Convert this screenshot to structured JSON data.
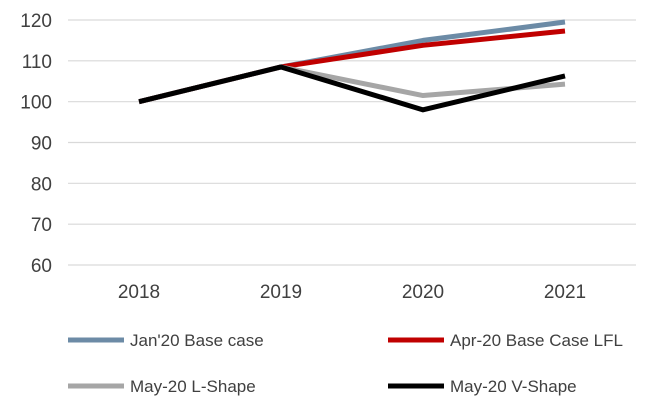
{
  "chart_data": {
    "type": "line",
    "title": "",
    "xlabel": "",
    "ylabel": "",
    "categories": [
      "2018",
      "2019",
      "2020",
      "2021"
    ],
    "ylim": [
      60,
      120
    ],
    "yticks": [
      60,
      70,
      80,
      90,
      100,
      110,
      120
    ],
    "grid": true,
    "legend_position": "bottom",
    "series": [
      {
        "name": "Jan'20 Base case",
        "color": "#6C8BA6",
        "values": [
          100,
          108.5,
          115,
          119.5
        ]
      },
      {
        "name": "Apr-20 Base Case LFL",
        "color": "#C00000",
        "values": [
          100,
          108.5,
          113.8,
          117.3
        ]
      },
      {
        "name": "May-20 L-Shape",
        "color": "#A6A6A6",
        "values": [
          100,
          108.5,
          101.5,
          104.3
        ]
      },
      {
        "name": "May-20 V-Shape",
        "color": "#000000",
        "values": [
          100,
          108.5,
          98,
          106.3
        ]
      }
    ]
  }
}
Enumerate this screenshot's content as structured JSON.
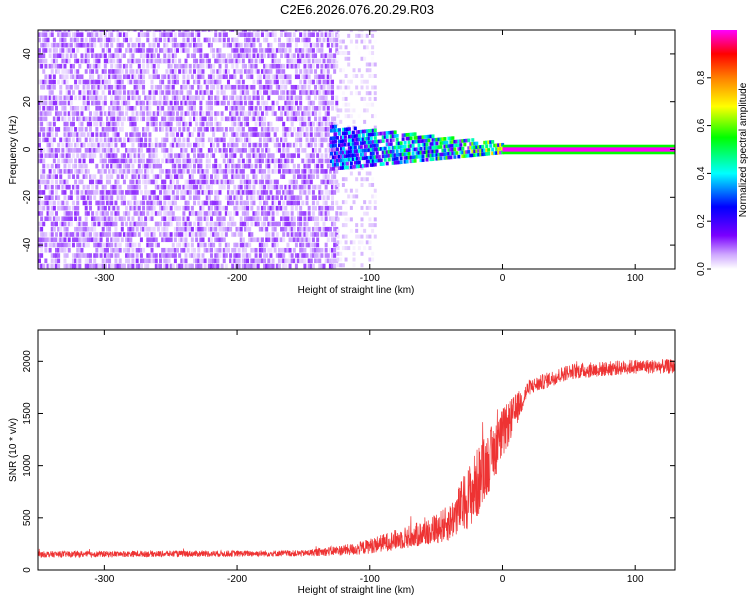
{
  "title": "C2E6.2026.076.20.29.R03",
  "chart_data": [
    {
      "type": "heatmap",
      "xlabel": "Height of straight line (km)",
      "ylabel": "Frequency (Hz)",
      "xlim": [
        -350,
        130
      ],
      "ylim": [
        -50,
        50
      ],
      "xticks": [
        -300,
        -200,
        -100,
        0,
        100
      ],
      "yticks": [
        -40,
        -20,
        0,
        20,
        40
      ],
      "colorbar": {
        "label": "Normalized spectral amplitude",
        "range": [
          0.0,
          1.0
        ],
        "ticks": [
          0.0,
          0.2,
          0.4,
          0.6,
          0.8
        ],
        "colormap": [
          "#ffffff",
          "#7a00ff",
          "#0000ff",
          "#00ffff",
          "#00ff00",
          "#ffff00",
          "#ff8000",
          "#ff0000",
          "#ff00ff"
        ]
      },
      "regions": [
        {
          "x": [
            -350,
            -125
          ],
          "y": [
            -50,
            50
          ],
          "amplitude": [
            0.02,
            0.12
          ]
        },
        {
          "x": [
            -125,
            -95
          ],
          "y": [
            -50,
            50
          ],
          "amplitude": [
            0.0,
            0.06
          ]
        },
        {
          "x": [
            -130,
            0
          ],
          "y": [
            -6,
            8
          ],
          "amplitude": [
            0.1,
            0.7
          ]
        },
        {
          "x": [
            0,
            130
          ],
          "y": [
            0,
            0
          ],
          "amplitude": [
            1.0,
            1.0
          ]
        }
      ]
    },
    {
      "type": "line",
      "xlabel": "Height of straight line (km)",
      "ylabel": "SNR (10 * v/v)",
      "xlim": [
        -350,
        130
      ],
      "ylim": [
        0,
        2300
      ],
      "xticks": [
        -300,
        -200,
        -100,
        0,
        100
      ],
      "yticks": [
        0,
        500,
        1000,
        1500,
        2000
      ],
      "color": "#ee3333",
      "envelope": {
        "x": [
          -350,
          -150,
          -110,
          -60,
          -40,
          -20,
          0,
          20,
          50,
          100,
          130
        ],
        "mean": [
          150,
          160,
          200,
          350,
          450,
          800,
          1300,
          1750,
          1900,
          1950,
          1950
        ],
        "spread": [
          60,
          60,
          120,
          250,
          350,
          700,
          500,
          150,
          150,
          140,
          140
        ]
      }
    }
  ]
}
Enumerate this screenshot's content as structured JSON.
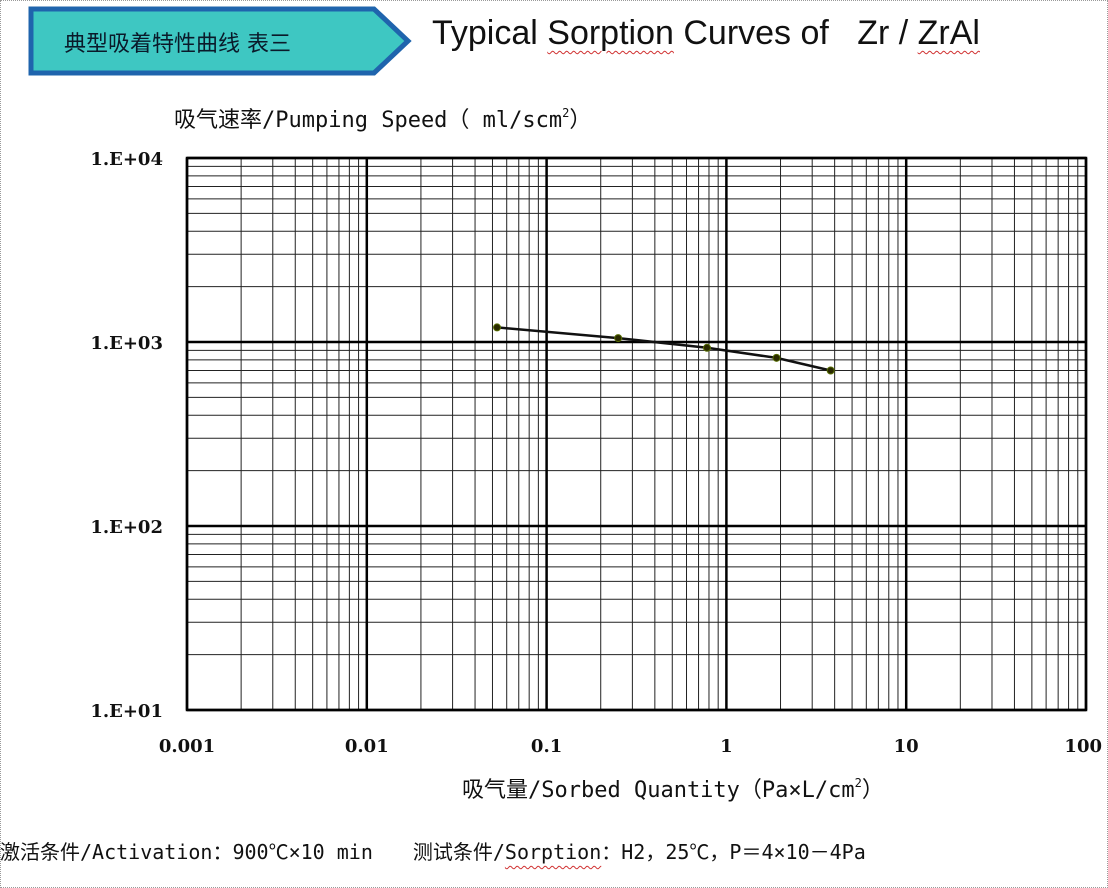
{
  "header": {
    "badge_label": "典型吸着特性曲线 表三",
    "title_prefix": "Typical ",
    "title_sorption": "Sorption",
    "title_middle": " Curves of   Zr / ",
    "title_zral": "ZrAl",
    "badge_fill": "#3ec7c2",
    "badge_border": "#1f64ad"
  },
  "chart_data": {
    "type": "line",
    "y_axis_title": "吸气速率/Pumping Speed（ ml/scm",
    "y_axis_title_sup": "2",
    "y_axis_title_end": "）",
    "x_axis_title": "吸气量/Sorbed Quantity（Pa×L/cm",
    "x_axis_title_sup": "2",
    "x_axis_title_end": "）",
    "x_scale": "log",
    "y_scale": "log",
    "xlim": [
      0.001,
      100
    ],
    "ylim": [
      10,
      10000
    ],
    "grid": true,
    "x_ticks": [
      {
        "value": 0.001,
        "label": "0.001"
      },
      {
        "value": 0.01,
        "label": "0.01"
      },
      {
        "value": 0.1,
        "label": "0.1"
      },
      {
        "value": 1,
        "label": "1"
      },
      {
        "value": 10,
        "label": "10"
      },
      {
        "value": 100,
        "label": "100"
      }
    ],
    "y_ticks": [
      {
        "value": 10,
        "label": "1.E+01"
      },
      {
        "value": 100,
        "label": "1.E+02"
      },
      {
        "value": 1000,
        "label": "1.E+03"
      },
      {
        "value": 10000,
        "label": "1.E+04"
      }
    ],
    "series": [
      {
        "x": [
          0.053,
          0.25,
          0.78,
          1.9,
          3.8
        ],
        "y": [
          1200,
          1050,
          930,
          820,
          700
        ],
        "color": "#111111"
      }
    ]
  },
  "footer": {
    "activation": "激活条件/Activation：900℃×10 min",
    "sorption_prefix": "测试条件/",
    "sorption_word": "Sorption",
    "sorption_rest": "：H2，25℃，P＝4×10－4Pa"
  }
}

_What is asked_
Without the pictures, return the entries exactly as they appear.

_Correct answer_
Convert this screenshot to structured JSON data.
{
  "chart_data": {
    "type": "line",
    "title": "",
    "xlabel": "",
    "ylabel": "",
    "categories": [
      "2018",
      "2019",
      "2020",
      "2021"
    ],
    "ylim": [
      60,
      120
    ],
    "yticks": [
      60,
      70,
      80,
      90,
      100,
      110,
      120
    ],
    "grid": true,
    "legend_position": "bottom",
    "series": [
      {
        "name": "Jan'20 Base case",
        "color": "#6C8BA6",
        "values": [
          100,
          108.5,
          115,
          119.5
        ]
      },
      {
        "name": "Apr-20 Base Case LFL",
        "color": "#C00000",
        "values": [
          100,
          108.5,
          113.8,
          117.3
        ]
      },
      {
        "name": "May-20 L-Shape",
        "color": "#A6A6A6",
        "values": [
          100,
          108.5,
          101.5,
          104.3
        ]
      },
      {
        "name": "May-20 V-Shape",
        "color": "#000000",
        "values": [
          100,
          108.5,
          98,
          106.3
        ]
      }
    ]
  }
}
Enumerate this screenshot's content as structured JSON.
{
  "title": "C2E6.2026.076.20.29.R03",
  "chart_data": [
    {
      "type": "heatmap",
      "xlabel": "Height of straight line (km)",
      "ylabel": "Frequency (Hz)",
      "xlim": [
        -350,
        130
      ],
      "ylim": [
        -50,
        50
      ],
      "xticks": [
        -300,
        -200,
        -100,
        0,
        100
      ],
      "yticks": [
        -40,
        -20,
        0,
        20,
        40
      ],
      "colorbar": {
        "label": "Normalized spectral amplitude",
        "range": [
          0.0,
          1.0
        ],
        "ticks": [
          0.0,
          0.2,
          0.4,
          0.6,
          0.8
        ],
        "colormap": [
          "#ffffff",
          "#7a00ff",
          "#0000ff",
          "#00ffff",
          "#00ff00",
          "#ffff00",
          "#ff8000",
          "#ff0000",
          "#ff00ff"
        ]
      },
      "regions": [
        {
          "x": [
            -350,
            -125
          ],
          "y": [
            -50,
            50
          ],
          "amplitude": [
            0.02,
            0.12
          ]
        },
        {
          "x": [
            -125,
            -95
          ],
          "y": [
            -50,
            50
          ],
          "amplitude": [
            0.0,
            0.06
          ]
        },
        {
          "x": [
            -130,
            0
          ],
          "y": [
            -6,
            8
          ],
          "amplitude": [
            0.1,
            0.7
          ]
        },
        {
          "x": [
            0,
            130
          ],
          "y": [
            0,
            0
          ],
          "amplitude": [
            1.0,
            1.0
          ]
        }
      ]
    },
    {
      "type": "line",
      "xlabel": "Height of straight line (km)",
      "ylabel": "SNR (10 * v/v)",
      "xlim": [
        -350,
        130
      ],
      "ylim": [
        0,
        2300
      ],
      "xticks": [
        -300,
        -200,
        -100,
        0,
        100
      ],
      "yticks": [
        0,
        500,
        1000,
        1500,
        2000
      ],
      "color": "#ee3333",
      "envelope": {
        "x": [
          -350,
          -150,
          -110,
          -60,
          -40,
          -20,
          0,
          20,
          50,
          100,
          130
        ],
        "mean": [
          150,
          160,
          200,
          350,
          450,
          800,
          1300,
          1750,
          1900,
          1950,
          1950
        ],
        "spread": [
          60,
          60,
          120,
          250,
          350,
          700,
          500,
          150,
          150,
          140,
          140
        ]
      }
    }
  ]
}
Enumerate this screenshot's content as structured JSON.
{
  "header": {
    "badge_label": "典型吸着特性曲线 表三",
    "title_prefix": "Typical ",
    "title_sorption": "Sorption",
    "title_middle": " Curves of   Zr / ",
    "title_zral": "ZrAl",
    "badge_fill": "#3ec7c2",
    "badge_border": "#1f64ad"
  },
  "chart_data": {
    "type": "line",
    "y_axis_title": "吸气速率/Pumping Speed（ ml/scm",
    "y_axis_title_sup": "2",
    "y_axis_title_end": "）",
    "x_axis_title": "吸气量/Sorbed Quantity（Pa×L/cm",
    "x_axis_title_sup": "2",
    "x_axis_title_end": "）",
    "x_scale": "log",
    "y_scale": "log",
    "xlim": [
      0.001,
      100
    ],
    "ylim": [
      10,
      10000
    ],
    "grid": true,
    "x_ticks": [
      {
        "value": 0.001,
        "label": "0.001"
      },
      {
        "value": 0.01,
        "label": "0.01"
      },
      {
        "value": 0.1,
        "label": "0.1"
      },
      {
        "value": 1,
        "label": "1"
      },
      {
        "value": 10,
        "label": "10"
      },
      {
        "value": 100,
        "label": "100"
      }
    ],
    "y_ticks": [
      {
        "value": 10,
        "label": "1.E+01"
      },
      {
        "value": 100,
        "label": "1.E+02"
      },
      {
        "value": 1000,
        "label": "1.E+03"
      },
      {
        "value": 10000,
        "label": "1.E+04"
      }
    ],
    "series": [
      {
        "x": [
          0.053,
          0.25,
          0.78,
          1.9,
          3.8
        ],
        "y": [
          1200,
          1050,
          930,
          820,
          700
        ],
        "color": "#111111"
      }
    ]
  },
  "footer": {
    "activation": "激活条件/Activation：900℃×10 min",
    "sorption_prefix": "测试条件/",
    "sorption_word": "Sorption",
    "sorption_rest": "：H2，25℃，P＝4×10－4Pa"
  }
}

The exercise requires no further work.